## The task:
The entries are to be repeated exactly, with all pictures omitted.

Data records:
—————

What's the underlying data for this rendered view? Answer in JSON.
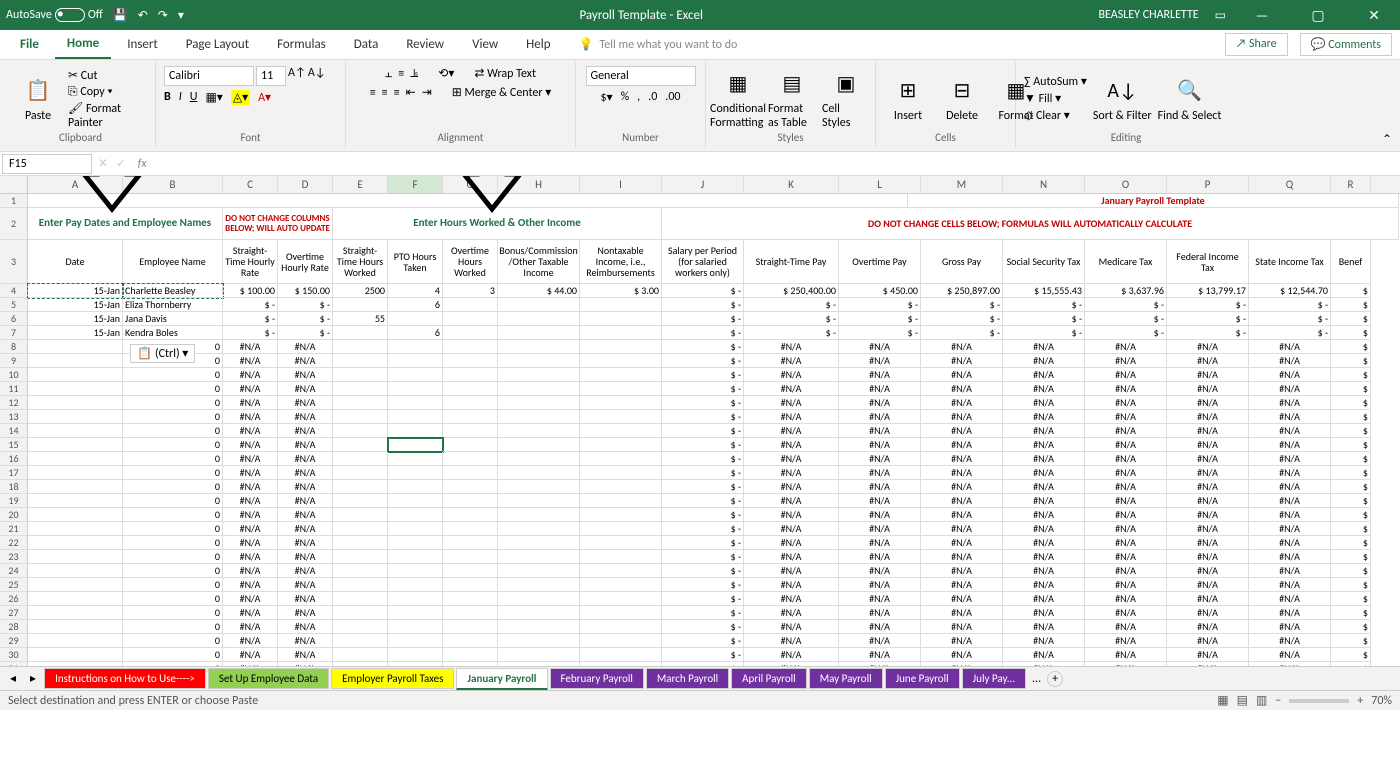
{
  "titlebar": {
    "autosave": "AutoSave",
    "off": "Off",
    "title": "Payroll Template - Excel",
    "user": "BEASLEY CHARLETTE"
  },
  "tabs": {
    "file": "File",
    "home": "Home",
    "insert": "Insert",
    "page": "Page Layout",
    "formulas": "Formulas",
    "data": "Data",
    "review": "Review",
    "view": "View",
    "help": "Help",
    "tell": "Tell me what you want to do",
    "share": "Share",
    "comments": "Comments"
  },
  "ribbon": {
    "clipboard": {
      "label": "Clipboard",
      "paste": "Paste",
      "cut": "Cut",
      "copy": "Copy",
      "painter": "Format Painter"
    },
    "font": {
      "label": "Font",
      "name": "Calibri",
      "size": "11"
    },
    "alignment": {
      "label": "Alignment",
      "wrap": "Wrap Text",
      "merge": "Merge & Center"
    },
    "number": {
      "label": "Number",
      "format": "General"
    },
    "styles": {
      "label": "Styles",
      "cf": "Conditional Formatting",
      "fas": "Format as Table",
      "cs": "Cell Styles"
    },
    "cells": {
      "label": "Cells",
      "insert": "Insert",
      "delete": "Delete",
      "format": "Format"
    },
    "editing": {
      "label": "Editing",
      "autosum": "AutoSum",
      "fill": "Fill",
      "clear": "Clear",
      "sort": "Sort & Filter",
      "find": "Find & Select"
    }
  },
  "namebox": {
    "ref": "F15"
  },
  "sheet": {
    "title": "January Payroll Template",
    "enter_names": "Enter Pay Dates and Employee Names",
    "donotchange": "DO NOT CHANGE COLUMNS BELOW; WILL AUTO UPDATE",
    "enter_hours": "Enter Hours Worked & Other Income",
    "donotchange2": "DO NOT CHANGE CELLS BELOW; FORMULAS WILL AUTOMATICALLY CALCULATE",
    "cols": [
      "Date",
      "Employee Name",
      "Straight-Time Hourly Rate",
      "Overtime Hourly Rate",
      "Straight-Time Hours Worked",
      "PTO Hours Taken",
      "Overtime Hours Worked",
      "Bonus/Commission /Other Taxable Income",
      "Nontaxable Income, i.e., Reimbursements",
      "Salary per Period (for salaried workers only)",
      "Straight-Time Pay",
      "Overtime Pay",
      "Gross Pay",
      "Social Security Tax",
      "Medicare Tax",
      "Federal Income Tax",
      "State Income Tax",
      "Benef"
    ],
    "rows": [
      {
        "date": "15-Jan",
        "name": "Charlette Beasley",
        "c": "$    100.00",
        "d": "$    150.00",
        "e": "2500",
        "f": "4",
        "g": "3",
        "h": "$           44.00",
        "i": "$             3.00",
        "j": "$                -",
        "k": "250,400.00",
        "l": "450.00",
        "m": "250,897.00",
        "n": "15,555.43",
        "o": "3,637.96",
        "p": "13,799.17",
        "q": "12,544.70"
      },
      {
        "date": "15-Jan",
        "name": "Eliza Thornberry",
        "c": "$            -",
        "d": "$            -",
        "e": "",
        "f": "6",
        "g": "",
        "h": "",
        "i": "",
        "j": "$                -",
        "k": "-",
        "l": "-",
        "m": "-",
        "n": "-",
        "o": "-",
        "p": "-",
        "q": "-"
      },
      {
        "date": "15-Jan",
        "name": "Jana Davis",
        "c": "$            -",
        "d": "$            -",
        "e": "55",
        "f": "",
        "g": "",
        "h": "",
        "i": "",
        "j": "$                -",
        "k": "-",
        "l": "-",
        "m": "-",
        "n": "-",
        "o": "-",
        "p": "-",
        "q": "-"
      },
      {
        "date": "15-Jan",
        "name": "Kendra Boles",
        "c": "$            -",
        "d": "$            -",
        "e": "",
        "f": "6",
        "g": "",
        "h": "",
        "i": "",
        "j": "$                -",
        "k": "-",
        "l": "-",
        "m": "-",
        "n": "-",
        "o": "-",
        "p": "-",
        "q": "-"
      }
    ],
    "na": "#N/A",
    "zero": "0",
    "dollar": "$",
    "ctrl": "(Ctrl) ▾"
  },
  "sheets": {
    "nav_prev": "◂",
    "nav_next": "▸",
    "more": "...",
    "s1": "Instructions on How to Use---->",
    "s2": "Set Up Employee Data",
    "s3": "Employer Payroll Taxes",
    "s4": "January Payroll",
    "s5": "February Payroll",
    "s6": "March Payroll",
    "s7": "April Payroll",
    "s8": "May Payroll",
    "s9": "June Payroll",
    "s10": "July Pay..."
  },
  "status": {
    "msg": "Select destination and press ENTER or choose Paste",
    "zoom": "70%"
  }
}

—————

## Expected output:
What's the underlying data for this rendered view? Answer in JSON.
{
  "titlebar": {
    "autosave": "AutoSave",
    "off": "Off",
    "title": "Payroll Template - Excel",
    "user": "BEASLEY CHARLETTE"
  },
  "tabs": {
    "file": "File",
    "home": "Home",
    "insert": "Insert",
    "page": "Page Layout",
    "formulas": "Formulas",
    "data": "Data",
    "review": "Review",
    "view": "View",
    "help": "Help",
    "tell": "Tell me what you want to do",
    "share": "Share",
    "comments": "Comments"
  },
  "ribbon": {
    "clipboard": {
      "label": "Clipboard",
      "paste": "Paste",
      "cut": "Cut",
      "copy": "Copy",
      "painter": "Format Painter"
    },
    "font": {
      "label": "Font",
      "name": "Calibri",
      "size": "11"
    },
    "alignment": {
      "label": "Alignment",
      "wrap": "Wrap Text",
      "merge": "Merge & Center"
    },
    "number": {
      "label": "Number",
      "format": "General"
    },
    "styles": {
      "label": "Styles",
      "cf": "Conditional Formatting",
      "fas": "Format as Table",
      "cs": "Cell Styles"
    },
    "cells": {
      "label": "Cells",
      "insert": "Insert",
      "delete": "Delete",
      "format": "Format"
    },
    "editing": {
      "label": "Editing",
      "autosum": "AutoSum",
      "fill": "Fill",
      "clear": "Clear",
      "sort": "Sort & Filter",
      "find": "Find & Select"
    }
  },
  "namebox": {
    "ref": "F15"
  },
  "sheet": {
    "title": "January Payroll Template",
    "enter_names": "Enter Pay Dates and Employee Names",
    "donotchange": "DO NOT CHANGE COLUMNS BELOW; WILL AUTO UPDATE",
    "enter_hours": "Enter Hours Worked & Other Income",
    "donotchange2": "DO NOT CHANGE CELLS BELOW; FORMULAS WILL AUTOMATICALLY CALCULATE",
    "cols": [
      "Date",
      "Employee Name",
      "Straight-Time Hourly Rate",
      "Overtime Hourly Rate",
      "Straight-Time Hours Worked",
      "PTO Hours Taken",
      "Overtime Hours Worked",
      "Bonus/Commission /Other Taxable Income",
      "Nontaxable Income, i.e., Reimbursements",
      "Salary per Period (for salaried workers only)",
      "Straight-Time Pay",
      "Overtime Pay",
      "Gross Pay",
      "Social Security Tax",
      "Medicare Tax",
      "Federal Income Tax",
      "State Income Tax",
      "Benef"
    ],
    "rows": [
      {
        "date": "15-Jan",
        "name": "Charlette Beasley",
        "c": "$    100.00",
        "d": "$    150.00",
        "e": "2500",
        "f": "4",
        "g": "3",
        "h": "$           44.00",
        "i": "$             3.00",
        "j": "$                -",
        "k": "250,400.00",
        "l": "450.00",
        "m": "250,897.00",
        "n": "15,555.43",
        "o": "3,637.96",
        "p": "13,799.17",
        "q": "12,544.70"
      },
      {
        "date": "15-Jan",
        "name": "Eliza Thornberry",
        "c": "$            -",
        "d": "$            -",
        "e": "",
        "f": "6",
        "g": "",
        "h": "",
        "i": "",
        "j": "$                -",
        "k": "-",
        "l": "-",
        "m": "-",
        "n": "-",
        "o": "-",
        "p": "-",
        "q": "-"
      },
      {
        "date": "15-Jan",
        "name": "Jana Davis",
        "c": "$            -",
        "d": "$            -",
        "e": "55",
        "f": "",
        "g": "",
        "h": "",
        "i": "",
        "j": "$                -",
        "k": "-",
        "l": "-",
        "m": "-",
        "n": "-",
        "o": "-",
        "p": "-",
        "q": "-"
      },
      {
        "date": "15-Jan",
        "name": "Kendra Boles",
        "c": "$            -",
        "d": "$            -",
        "e": "",
        "f": "6",
        "g": "",
        "h": "",
        "i": "",
        "j": "$                -",
        "k": "-",
        "l": "-",
        "m": "-",
        "n": "-",
        "o": "-",
        "p": "-",
        "q": "-"
      }
    ],
    "na": "#N/A",
    "zero": "0",
    "dollar": "$",
    "ctrl": "(Ctrl) ▾"
  },
  "sheets": {
    "nav_prev": "◂",
    "nav_next": "▸",
    "more": "...",
    "s1": "Instructions on How to Use---->",
    "s2": "Set Up Employee Data",
    "s3": "Employer Payroll Taxes",
    "s4": "January Payroll",
    "s5": "February Payroll",
    "s6": "March Payroll",
    "s7": "April Payroll",
    "s8": "May Payroll",
    "s9": "June Payroll",
    "s10": "July Pay..."
  },
  "status": {
    "msg": "Select destination and press ENTER or choose Paste",
    "zoom": "70%"
  }
}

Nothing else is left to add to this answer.